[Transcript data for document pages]
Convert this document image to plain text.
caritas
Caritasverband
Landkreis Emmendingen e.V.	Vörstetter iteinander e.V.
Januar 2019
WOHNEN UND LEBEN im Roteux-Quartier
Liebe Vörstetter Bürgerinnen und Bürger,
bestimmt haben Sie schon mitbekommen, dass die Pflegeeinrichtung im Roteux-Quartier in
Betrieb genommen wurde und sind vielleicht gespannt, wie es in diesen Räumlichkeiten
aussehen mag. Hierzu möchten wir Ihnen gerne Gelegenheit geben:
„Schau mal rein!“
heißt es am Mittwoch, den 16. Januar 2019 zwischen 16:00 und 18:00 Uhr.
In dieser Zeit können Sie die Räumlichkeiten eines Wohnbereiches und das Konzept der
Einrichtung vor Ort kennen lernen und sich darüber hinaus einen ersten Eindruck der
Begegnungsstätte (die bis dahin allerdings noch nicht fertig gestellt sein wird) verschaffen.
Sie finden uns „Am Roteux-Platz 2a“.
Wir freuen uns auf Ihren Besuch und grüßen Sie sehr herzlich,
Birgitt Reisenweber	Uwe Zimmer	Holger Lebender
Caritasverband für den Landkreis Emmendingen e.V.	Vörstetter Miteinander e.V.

--

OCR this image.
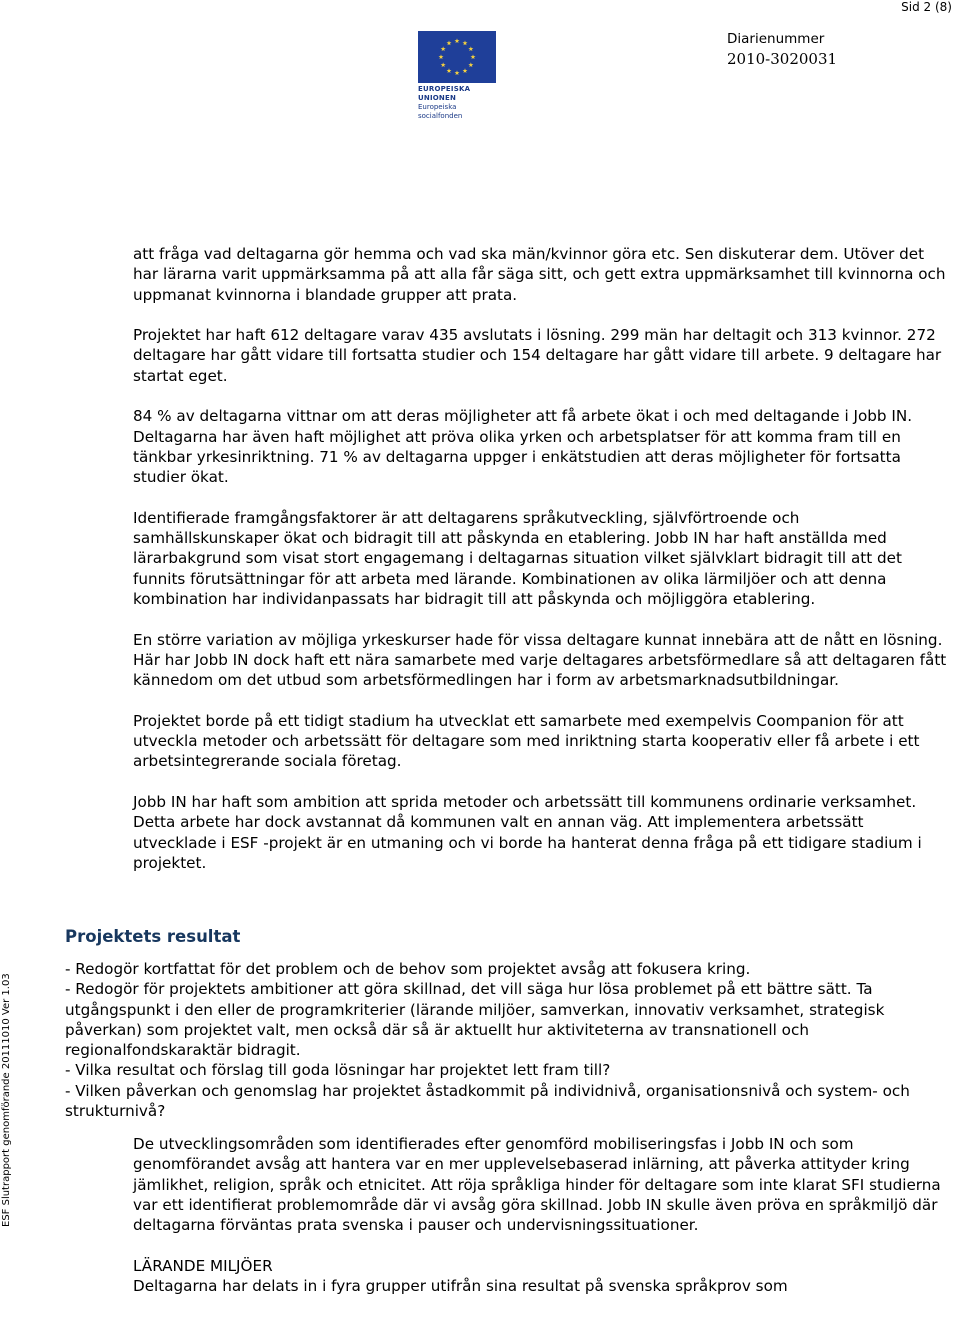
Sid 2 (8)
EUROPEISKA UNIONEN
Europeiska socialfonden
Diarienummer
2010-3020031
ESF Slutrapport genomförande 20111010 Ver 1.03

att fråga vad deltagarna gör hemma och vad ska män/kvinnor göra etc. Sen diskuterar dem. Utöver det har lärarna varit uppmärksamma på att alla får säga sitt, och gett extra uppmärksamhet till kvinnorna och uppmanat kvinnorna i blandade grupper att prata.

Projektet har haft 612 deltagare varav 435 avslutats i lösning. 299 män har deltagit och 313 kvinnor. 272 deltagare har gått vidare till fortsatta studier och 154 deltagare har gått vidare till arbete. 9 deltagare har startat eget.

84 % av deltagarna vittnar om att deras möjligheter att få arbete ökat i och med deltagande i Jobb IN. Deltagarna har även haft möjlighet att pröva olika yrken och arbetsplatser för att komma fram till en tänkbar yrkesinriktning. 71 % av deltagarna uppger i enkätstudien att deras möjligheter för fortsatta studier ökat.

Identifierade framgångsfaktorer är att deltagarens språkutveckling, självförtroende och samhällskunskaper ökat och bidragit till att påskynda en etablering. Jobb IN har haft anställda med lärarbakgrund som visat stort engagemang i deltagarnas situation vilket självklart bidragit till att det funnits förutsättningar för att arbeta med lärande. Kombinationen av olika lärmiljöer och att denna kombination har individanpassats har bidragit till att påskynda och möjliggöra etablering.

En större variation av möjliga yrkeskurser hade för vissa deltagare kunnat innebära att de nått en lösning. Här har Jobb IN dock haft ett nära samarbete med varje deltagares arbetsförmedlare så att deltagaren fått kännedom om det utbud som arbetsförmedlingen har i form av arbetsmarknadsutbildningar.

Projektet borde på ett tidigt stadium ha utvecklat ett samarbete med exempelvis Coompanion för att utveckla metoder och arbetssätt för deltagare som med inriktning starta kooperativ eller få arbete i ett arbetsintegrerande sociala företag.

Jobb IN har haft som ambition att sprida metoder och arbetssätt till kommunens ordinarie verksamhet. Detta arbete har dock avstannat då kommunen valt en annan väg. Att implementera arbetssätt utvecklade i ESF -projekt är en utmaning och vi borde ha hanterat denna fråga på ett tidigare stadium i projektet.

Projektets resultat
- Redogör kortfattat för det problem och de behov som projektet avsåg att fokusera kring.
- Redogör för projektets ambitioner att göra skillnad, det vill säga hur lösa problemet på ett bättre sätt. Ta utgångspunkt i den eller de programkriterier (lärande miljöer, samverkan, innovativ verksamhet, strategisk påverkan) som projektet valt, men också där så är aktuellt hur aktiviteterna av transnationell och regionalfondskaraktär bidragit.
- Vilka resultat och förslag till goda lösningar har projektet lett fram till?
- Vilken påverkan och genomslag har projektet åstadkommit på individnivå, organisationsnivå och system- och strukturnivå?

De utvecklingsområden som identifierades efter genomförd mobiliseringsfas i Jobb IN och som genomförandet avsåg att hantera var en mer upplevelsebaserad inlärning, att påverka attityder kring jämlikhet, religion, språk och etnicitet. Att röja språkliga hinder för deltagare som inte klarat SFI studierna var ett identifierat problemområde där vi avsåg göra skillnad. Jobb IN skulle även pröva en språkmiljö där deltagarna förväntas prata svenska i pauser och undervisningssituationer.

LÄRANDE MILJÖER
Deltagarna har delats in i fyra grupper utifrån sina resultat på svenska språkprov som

◆ **Task instructions**
Across all the records above, how many lines hold the word "prata"? Answer with only that number.

◆ **Answer to this exercise**
2